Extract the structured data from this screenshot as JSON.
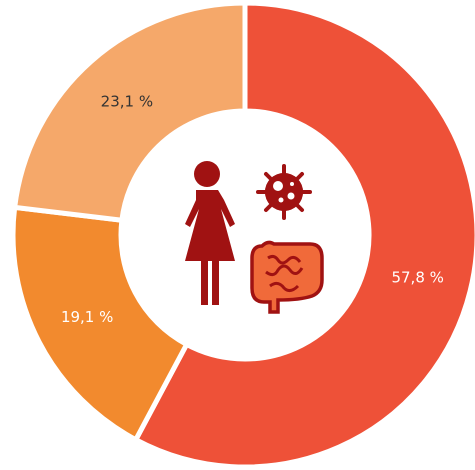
{
  "chart_data": {
    "type": "donut",
    "values": [
      57.8,
      19.1,
      23.1
    ],
    "value_labels": [
      "57,8 %",
      "19,1 %",
      "23,1 %"
    ],
    "colors": [
      "#ee5138",
      "#f28a2e",
      "#f5a86a"
    ],
    "label_colors": [
      "#ffffff",
      "#ffffff",
      "#333333"
    ]
  }
}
- - - - - - -
Copy out each record shown above without alteration, skipping any picture.

Extract the structured data from this screenshot as JSON.
{
  "chart_data": {
    "type": "donut",
    "values": [
      57.8,
      19.1,
      23.1
    ],
    "value_labels": [
      "57,8 %",
      "19,1 %",
      "23,1 %"
    ],
    "colors": [
      "#ee5138",
      "#f28a2e",
      "#f5a86a"
    ],
    "label_colors": [
      "#ffffff",
      "#ffffff",
      "#333333"
    ]
  }
}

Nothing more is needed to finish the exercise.